Task requirements. Count how many lines hold the word "online" and give that number as the whole answer.

[begin Dataset extract]

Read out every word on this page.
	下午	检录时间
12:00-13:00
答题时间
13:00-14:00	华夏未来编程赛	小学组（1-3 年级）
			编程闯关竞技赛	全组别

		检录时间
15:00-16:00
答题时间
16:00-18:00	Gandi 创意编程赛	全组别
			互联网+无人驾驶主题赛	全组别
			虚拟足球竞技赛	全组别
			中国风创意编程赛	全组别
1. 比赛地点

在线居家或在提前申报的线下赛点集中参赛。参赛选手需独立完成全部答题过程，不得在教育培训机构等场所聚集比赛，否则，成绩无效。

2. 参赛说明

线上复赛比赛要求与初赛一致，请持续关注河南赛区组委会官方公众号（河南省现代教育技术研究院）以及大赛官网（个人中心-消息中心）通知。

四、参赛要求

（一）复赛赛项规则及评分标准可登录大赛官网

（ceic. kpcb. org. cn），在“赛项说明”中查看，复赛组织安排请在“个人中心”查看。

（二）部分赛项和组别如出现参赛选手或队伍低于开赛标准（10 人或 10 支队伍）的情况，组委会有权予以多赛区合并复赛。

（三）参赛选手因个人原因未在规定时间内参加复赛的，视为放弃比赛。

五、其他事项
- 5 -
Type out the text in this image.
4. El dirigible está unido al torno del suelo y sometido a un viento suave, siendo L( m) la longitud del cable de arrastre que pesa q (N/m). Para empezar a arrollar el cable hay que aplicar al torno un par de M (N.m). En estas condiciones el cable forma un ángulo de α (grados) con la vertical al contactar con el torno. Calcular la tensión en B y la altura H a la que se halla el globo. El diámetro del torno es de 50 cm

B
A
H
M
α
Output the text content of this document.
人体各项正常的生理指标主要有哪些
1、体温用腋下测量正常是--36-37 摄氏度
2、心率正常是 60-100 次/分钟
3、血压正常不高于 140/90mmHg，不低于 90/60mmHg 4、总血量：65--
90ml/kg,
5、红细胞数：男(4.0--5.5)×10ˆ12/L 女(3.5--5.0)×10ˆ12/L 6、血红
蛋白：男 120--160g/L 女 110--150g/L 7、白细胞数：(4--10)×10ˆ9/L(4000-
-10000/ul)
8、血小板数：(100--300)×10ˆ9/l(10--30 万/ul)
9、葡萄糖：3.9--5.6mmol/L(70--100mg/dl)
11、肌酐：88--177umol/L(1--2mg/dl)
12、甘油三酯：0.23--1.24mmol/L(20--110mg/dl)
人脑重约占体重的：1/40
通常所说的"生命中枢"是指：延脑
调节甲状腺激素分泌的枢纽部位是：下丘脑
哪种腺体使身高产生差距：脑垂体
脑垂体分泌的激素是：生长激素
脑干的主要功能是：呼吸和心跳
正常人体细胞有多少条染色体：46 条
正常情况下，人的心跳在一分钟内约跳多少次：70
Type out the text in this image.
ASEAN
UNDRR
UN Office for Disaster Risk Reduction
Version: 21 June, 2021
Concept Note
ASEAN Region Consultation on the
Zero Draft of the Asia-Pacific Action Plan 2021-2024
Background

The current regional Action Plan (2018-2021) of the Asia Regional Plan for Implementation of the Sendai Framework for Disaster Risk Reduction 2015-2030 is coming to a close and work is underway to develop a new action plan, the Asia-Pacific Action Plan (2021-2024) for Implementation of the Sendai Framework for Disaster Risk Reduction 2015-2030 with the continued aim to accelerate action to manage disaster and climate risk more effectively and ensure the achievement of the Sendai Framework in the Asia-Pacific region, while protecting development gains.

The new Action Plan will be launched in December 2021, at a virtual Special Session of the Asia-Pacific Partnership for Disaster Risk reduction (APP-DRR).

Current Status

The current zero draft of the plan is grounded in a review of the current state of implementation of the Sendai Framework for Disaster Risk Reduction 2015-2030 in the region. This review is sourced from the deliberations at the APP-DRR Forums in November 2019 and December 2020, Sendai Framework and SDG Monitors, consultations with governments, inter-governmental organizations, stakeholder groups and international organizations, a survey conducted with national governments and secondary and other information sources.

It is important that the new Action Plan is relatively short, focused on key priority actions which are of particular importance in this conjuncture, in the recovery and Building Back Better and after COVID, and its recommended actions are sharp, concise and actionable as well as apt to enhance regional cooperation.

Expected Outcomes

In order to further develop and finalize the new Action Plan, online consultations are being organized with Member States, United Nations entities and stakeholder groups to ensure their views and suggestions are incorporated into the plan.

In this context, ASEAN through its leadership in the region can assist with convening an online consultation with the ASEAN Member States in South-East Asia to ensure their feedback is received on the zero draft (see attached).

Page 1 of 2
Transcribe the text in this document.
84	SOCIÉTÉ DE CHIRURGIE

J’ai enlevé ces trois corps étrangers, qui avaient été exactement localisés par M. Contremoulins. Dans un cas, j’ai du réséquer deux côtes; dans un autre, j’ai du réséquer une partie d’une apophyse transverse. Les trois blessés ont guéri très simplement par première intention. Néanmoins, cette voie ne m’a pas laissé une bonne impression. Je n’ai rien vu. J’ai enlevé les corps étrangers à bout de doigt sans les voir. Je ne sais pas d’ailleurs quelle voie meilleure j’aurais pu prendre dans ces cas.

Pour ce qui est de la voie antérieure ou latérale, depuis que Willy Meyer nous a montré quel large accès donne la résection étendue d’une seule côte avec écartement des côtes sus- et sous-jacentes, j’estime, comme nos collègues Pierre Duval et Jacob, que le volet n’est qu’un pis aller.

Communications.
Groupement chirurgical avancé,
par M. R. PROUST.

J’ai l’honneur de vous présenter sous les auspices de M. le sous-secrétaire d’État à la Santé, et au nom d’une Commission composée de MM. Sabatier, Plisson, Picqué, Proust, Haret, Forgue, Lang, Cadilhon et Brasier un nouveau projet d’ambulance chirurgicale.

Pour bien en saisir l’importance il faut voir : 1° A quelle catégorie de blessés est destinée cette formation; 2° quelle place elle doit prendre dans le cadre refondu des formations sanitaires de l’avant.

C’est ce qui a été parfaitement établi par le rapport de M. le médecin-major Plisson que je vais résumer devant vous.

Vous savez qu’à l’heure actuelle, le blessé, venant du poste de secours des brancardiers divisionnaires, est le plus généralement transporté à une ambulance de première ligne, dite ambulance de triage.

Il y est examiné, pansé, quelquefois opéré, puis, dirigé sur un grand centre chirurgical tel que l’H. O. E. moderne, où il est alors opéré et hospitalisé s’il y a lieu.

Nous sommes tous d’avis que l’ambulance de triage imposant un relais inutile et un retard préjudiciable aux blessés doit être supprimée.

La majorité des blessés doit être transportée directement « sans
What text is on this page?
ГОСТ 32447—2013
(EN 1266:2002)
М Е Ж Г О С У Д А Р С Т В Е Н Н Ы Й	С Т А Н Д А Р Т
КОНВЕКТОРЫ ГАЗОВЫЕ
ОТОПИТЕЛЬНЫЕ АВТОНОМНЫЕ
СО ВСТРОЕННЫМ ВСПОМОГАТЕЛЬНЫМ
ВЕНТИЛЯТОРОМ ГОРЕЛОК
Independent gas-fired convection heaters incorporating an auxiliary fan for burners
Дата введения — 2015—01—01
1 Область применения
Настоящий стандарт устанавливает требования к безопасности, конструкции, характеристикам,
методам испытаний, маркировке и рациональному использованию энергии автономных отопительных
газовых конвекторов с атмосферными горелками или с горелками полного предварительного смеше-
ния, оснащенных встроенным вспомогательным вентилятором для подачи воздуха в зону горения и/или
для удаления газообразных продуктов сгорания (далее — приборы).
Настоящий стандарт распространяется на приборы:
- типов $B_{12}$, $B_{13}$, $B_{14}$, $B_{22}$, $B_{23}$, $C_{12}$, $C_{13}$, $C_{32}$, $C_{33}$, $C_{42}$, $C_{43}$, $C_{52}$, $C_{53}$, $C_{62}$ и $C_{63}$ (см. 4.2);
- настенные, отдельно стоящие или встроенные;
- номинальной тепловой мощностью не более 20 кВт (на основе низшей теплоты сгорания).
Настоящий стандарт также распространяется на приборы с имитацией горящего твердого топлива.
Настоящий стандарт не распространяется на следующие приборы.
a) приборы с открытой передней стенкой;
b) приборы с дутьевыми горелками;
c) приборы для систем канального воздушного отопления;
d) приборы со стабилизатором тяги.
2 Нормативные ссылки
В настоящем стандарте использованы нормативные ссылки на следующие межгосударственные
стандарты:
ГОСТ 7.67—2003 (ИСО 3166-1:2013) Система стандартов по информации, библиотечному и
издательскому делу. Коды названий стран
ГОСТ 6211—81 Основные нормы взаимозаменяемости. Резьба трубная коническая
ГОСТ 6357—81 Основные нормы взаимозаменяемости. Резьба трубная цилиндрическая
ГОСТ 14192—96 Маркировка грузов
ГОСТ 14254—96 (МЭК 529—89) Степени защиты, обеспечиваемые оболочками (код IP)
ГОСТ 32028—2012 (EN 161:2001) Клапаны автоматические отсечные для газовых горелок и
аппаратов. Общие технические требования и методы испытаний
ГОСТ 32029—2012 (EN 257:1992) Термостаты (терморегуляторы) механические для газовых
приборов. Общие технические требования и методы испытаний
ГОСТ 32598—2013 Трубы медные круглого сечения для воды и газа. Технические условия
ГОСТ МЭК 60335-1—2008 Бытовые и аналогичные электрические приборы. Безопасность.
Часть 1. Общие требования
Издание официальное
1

[end Dataset extract]

Exercise output. 2